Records
start

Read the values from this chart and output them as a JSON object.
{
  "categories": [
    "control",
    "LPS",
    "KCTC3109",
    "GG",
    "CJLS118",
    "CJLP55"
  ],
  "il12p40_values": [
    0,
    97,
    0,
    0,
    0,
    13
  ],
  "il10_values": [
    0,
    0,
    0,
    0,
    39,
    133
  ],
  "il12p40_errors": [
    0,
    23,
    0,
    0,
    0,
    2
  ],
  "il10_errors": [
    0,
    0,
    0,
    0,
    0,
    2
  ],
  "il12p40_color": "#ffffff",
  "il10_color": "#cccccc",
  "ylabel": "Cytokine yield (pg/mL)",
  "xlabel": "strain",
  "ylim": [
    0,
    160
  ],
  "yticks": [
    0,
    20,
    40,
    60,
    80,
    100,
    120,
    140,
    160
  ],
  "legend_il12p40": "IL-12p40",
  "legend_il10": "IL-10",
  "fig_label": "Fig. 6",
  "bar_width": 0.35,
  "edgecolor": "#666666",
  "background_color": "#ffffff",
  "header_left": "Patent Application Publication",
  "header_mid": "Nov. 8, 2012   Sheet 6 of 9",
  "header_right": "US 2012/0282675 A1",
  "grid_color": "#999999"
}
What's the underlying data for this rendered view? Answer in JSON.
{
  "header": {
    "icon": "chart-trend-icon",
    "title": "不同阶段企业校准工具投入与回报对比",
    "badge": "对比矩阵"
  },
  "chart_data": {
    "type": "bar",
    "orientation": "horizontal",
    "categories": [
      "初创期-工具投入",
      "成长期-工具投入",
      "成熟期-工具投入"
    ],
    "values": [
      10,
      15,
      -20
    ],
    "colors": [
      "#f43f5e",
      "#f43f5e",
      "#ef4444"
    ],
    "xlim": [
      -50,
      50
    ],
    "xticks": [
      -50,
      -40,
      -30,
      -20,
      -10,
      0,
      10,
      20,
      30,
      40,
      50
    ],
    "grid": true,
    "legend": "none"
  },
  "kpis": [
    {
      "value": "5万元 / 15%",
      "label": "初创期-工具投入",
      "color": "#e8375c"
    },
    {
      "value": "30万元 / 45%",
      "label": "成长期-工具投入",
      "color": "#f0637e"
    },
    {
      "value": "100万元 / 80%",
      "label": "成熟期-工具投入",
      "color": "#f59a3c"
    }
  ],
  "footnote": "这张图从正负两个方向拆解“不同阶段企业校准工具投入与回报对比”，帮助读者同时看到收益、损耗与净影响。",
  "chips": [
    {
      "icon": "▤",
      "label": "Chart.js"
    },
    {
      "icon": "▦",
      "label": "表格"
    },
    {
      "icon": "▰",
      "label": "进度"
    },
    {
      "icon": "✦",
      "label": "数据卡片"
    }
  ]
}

end

Exact copies of all the records are required.

▶ [Finished answer]
Read the values from this chart and output them as a JSON object.
{
  "categories": [
    "control",
    "LPS",
    "KCTC3109",
    "GG",
    "CJLS118",
    "CJLP55"
  ],
  "il12p40_values": [
    0,
    97,
    0,
    0,
    0,
    13
  ],
  "il10_values": [
    0,
    0,
    0,
    0,
    39,
    133
  ],
  "il12p40_errors": [
    0,
    23,
    0,
    0,
    0,
    2
  ],
  "il10_errors": [
    0,
    0,
    0,
    0,
    0,
    2
  ],
  "il12p40_color": "#ffffff",
  "il10_color": "#cccccc",
  "ylabel": "Cytokine yield (pg/mL)",
  "xlabel": "strain",
  "ylim": [
    0,
    160
  ],
  "yticks": [
    0,
    20,
    40,
    60,
    80,
    100,
    120,
    140,
    160
  ],
  "legend_il12p40": "IL-12p40",
  "legend_il10": "IL-10",
  "fig_label": "Fig. 6",
  "bar_width": 0.35,
  "edgecolor": "#666666",
  "background_color": "#ffffff",
  "header_left": "Patent Application Publication",
  "header_mid": "Nov. 8, 2012   Sheet 6 of 9",
  "header_right": "US 2012/0282675 A1",
  "grid_color": "#999999"
}
What's the underlying data for this rendered view? Answer in JSON.
{
  "header": {
    "icon": "chart-trend-icon",
    "title": "不同阶段企业校准工具投入与回报对比",
    "badge": "对比矩阵"
  },
  "chart_data": {
    "type": "bar",
    "orientation": "horizontal",
    "categories": [
      "初创期-工具投入",
      "成长期-工具投入",
      "成熟期-工具投入"
    ],
    "values": [
      10,
      15,
      -20
    ],
    "colors": [
      "#f43f5e",
      "#f43f5e",
      "#ef4444"
    ],
    "xlim": [
      -50,
      50
    ],
    "xticks": [
      -50,
      -40,
      -30,
      -20,
      -10,
      0,
      10,
      20,
      30,
      40,
      50
    ],
    "grid": true,
    "legend": "none"
  },
  "kpis": [
    {
      "value": "5万元 / 15%",
      "label": "初创期-工具投入",
      "color": "#e8375c"
    },
    {
      "value": "30万元 / 45%",
      "label": "成长期-工具投入",
      "color": "#f0637e"
    },
    {
      "value": "100万元 / 80%",
      "label": "成熟期-工具投入",
      "color": "#f59a3c"
    }
  ],
  "footnote": "这张图从正负两个方向拆解“不同阶段企业校准工具投入与回报对比”，帮助读者同时看到收益、损耗与净影响。",
  "chips": [
    {
      "icon": "▤",
      "label": "Chart.js"
    },
    {
      "icon": "▦",
      "label": "表格"
    },
    {
      "icon": "▰",
      "label": "进度"
    },
    {
      "icon": "✦",
      "label": "数据卡片"
    }
  ]
}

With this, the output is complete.